→ **The task**
Gather the lines below that include the string "Niederschlag", copying each in full.

→ **Information provided**
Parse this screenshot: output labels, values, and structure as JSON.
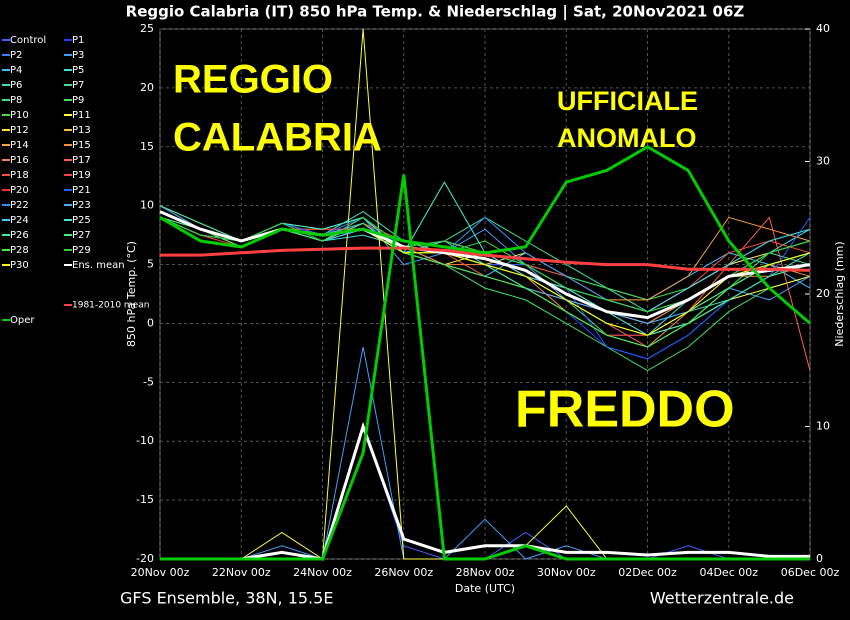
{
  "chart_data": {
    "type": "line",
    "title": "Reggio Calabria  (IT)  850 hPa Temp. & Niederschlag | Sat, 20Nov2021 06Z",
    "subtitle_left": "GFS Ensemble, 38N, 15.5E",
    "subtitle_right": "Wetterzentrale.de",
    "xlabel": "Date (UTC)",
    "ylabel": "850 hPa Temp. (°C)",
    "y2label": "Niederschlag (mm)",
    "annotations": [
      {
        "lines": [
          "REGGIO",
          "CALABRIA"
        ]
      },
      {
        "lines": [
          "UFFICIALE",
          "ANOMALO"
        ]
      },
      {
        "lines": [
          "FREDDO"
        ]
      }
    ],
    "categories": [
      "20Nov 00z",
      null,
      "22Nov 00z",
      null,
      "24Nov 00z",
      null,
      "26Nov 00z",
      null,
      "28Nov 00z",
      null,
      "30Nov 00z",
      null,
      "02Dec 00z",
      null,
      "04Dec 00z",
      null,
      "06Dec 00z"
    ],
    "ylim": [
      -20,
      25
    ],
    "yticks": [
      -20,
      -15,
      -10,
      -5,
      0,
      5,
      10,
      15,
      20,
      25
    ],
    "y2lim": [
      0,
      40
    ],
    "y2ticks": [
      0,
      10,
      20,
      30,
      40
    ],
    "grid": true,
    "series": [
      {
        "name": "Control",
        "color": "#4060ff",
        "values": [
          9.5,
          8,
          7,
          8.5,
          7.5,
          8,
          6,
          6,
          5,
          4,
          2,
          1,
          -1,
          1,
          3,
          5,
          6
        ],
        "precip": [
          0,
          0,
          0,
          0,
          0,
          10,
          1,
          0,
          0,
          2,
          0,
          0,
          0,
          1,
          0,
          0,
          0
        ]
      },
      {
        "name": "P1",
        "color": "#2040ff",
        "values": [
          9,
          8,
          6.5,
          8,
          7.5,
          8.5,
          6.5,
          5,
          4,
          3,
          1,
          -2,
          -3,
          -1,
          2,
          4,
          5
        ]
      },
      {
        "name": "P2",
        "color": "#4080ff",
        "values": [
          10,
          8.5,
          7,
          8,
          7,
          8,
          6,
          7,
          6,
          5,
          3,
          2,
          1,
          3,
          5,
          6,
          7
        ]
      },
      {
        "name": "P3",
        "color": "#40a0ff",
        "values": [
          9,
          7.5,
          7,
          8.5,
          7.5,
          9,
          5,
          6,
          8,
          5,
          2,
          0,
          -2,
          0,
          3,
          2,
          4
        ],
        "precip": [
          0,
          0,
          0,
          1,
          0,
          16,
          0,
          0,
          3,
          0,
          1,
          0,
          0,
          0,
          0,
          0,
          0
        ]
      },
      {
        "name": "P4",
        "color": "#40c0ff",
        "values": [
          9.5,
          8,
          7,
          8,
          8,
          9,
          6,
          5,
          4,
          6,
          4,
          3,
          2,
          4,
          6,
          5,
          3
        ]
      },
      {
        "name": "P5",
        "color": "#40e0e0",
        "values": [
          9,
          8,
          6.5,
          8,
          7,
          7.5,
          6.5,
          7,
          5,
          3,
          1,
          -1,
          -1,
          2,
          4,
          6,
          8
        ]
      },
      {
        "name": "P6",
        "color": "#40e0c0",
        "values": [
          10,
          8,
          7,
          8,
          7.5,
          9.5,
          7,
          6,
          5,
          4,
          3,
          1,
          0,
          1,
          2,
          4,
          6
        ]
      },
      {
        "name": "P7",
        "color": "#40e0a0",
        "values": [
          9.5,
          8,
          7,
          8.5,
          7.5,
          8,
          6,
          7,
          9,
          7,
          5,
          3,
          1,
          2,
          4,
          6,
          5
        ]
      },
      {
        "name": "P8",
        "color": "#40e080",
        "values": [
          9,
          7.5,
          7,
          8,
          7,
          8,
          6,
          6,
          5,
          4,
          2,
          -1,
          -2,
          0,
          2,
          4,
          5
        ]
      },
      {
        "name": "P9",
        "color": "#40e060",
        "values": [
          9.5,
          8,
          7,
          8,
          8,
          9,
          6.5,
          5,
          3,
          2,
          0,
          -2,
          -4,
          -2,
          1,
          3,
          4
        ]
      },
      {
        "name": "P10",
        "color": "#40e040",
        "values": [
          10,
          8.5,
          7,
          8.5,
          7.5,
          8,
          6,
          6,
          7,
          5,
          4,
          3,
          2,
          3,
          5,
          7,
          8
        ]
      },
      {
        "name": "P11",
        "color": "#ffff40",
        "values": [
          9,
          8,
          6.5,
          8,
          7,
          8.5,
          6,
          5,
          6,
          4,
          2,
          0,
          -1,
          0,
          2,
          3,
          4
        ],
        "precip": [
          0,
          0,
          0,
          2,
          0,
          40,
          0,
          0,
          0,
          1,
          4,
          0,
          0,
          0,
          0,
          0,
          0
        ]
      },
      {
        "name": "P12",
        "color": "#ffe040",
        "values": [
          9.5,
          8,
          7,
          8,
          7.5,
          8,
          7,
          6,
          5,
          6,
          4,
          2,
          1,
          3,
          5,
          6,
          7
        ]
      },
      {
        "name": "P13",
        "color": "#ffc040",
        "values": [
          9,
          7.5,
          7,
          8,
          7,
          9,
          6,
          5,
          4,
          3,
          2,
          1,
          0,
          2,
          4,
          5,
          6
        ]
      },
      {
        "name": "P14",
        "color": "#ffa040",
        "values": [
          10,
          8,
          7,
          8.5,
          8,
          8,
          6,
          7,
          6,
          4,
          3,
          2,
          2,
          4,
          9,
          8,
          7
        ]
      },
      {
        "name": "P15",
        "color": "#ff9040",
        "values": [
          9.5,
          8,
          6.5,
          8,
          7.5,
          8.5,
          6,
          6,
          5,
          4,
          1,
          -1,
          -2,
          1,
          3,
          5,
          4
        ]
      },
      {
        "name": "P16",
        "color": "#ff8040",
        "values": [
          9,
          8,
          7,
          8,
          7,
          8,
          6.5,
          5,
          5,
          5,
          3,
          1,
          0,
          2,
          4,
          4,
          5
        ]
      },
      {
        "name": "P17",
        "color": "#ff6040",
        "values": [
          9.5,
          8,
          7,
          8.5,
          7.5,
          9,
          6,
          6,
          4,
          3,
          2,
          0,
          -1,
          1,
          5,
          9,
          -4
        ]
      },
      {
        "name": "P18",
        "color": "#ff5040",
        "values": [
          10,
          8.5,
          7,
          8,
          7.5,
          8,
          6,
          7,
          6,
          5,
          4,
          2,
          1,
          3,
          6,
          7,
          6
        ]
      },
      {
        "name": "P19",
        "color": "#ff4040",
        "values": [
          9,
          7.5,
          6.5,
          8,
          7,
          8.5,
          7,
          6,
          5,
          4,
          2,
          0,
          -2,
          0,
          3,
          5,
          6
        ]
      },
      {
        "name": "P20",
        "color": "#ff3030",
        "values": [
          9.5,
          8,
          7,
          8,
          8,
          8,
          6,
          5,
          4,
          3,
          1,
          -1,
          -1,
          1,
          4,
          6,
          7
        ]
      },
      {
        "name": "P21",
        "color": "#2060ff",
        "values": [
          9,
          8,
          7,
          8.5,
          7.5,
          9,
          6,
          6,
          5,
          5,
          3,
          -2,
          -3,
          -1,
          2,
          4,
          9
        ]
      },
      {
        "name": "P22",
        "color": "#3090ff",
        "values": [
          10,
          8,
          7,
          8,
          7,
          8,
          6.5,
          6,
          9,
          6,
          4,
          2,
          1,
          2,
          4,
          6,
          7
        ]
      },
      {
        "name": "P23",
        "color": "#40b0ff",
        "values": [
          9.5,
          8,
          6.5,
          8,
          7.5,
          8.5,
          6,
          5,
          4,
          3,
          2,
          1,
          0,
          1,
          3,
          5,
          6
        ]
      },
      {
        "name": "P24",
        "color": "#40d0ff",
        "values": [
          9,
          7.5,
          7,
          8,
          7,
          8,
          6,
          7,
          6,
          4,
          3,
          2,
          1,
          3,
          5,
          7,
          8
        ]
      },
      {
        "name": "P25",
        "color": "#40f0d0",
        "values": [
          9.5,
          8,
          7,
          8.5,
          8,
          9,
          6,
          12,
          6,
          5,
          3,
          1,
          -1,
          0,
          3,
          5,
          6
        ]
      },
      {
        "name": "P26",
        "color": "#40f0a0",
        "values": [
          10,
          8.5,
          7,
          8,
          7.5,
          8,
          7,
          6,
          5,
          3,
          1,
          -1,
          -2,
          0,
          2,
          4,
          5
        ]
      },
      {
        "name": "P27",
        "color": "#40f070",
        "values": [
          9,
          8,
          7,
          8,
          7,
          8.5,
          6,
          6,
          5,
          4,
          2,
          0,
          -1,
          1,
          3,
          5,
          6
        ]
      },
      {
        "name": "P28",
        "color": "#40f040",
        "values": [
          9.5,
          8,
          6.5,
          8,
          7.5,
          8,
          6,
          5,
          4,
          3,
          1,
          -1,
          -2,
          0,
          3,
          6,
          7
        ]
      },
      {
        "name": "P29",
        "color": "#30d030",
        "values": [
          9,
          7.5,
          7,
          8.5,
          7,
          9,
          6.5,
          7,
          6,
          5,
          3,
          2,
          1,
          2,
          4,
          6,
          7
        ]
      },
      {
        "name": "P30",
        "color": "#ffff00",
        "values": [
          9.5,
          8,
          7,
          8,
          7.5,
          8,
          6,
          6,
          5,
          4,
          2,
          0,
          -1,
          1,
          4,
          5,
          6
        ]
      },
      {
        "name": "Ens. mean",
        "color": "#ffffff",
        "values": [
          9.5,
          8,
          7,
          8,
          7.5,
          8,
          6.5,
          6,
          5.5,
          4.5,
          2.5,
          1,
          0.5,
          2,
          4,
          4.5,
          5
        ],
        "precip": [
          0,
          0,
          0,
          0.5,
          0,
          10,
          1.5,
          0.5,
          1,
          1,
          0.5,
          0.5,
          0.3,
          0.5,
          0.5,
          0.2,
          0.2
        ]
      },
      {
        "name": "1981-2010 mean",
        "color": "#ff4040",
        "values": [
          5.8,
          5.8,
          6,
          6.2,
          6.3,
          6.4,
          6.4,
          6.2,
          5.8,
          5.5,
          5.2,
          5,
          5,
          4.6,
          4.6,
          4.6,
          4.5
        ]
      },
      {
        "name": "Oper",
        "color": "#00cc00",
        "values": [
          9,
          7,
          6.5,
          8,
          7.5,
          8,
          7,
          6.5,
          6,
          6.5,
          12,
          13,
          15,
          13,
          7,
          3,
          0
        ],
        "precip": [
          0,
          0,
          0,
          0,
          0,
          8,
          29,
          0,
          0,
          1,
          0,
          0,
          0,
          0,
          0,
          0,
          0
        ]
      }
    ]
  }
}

→ **Full output**
    "title": "Reggio Calabria  (IT)  850 hPa Temp. & Niederschlag | Sat, 20Nov2021 06Z",
    "y2label": "Niederschlag (mm)",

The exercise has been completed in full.